(Dataset excerpt)
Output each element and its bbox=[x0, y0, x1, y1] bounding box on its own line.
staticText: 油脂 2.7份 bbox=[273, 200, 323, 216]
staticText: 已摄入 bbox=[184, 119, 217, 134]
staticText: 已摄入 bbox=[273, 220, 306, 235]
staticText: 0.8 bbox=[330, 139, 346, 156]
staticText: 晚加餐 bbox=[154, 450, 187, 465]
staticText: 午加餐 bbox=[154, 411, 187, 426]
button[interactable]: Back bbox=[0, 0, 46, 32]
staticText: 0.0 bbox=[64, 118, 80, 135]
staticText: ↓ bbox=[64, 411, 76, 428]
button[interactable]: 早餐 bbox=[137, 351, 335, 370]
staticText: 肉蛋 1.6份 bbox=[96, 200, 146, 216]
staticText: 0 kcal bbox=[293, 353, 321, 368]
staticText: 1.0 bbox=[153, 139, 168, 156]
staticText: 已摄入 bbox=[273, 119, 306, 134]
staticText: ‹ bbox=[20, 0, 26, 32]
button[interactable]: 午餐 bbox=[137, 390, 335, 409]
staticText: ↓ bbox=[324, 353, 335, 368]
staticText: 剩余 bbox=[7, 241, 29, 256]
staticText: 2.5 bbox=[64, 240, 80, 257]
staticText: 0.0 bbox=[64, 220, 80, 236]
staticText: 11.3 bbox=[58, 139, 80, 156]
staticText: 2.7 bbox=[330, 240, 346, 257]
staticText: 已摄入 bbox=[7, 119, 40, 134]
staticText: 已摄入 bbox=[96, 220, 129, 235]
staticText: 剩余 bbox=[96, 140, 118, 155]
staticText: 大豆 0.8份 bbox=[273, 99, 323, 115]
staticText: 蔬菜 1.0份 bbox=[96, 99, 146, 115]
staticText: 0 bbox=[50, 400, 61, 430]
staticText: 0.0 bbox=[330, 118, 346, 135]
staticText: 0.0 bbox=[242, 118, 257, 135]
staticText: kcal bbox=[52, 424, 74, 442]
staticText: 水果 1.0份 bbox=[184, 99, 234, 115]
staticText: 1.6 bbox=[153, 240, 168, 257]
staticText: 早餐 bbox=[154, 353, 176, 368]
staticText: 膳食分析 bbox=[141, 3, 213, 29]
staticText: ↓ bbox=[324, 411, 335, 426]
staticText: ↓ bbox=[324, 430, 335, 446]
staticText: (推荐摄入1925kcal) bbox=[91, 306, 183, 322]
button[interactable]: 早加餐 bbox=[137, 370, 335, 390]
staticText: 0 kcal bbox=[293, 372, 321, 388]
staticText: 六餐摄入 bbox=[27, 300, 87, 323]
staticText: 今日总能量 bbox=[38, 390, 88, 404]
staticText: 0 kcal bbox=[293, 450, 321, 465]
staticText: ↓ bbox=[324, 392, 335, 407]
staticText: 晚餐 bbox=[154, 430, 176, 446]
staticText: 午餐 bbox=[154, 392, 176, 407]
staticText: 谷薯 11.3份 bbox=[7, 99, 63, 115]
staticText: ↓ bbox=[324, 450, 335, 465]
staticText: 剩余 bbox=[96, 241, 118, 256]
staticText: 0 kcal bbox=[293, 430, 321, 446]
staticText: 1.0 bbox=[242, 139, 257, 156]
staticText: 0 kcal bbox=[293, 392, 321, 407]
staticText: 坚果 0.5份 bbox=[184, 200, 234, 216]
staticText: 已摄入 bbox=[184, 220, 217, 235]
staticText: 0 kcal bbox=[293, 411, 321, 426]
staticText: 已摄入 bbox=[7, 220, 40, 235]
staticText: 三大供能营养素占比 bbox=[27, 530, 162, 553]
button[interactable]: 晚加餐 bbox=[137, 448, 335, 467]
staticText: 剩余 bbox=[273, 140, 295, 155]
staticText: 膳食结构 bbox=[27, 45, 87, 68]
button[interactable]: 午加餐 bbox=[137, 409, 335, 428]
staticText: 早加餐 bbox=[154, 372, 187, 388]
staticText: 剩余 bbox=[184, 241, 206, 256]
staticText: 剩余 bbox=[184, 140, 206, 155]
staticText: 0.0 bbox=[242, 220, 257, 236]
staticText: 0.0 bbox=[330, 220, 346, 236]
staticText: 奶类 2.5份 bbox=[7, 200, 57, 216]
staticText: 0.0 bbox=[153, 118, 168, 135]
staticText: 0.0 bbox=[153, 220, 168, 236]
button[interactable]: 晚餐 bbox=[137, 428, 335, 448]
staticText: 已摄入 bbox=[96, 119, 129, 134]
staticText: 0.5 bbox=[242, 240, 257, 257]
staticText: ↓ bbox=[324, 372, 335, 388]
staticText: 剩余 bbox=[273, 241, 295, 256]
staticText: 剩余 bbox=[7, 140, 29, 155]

→ **TASK INSTRUCTIONS**
Count the lines of the records that contain the string "button", matching case exactly, and reply with the number alone.

→ **SOLUTION TO THIS EXERCISE**
7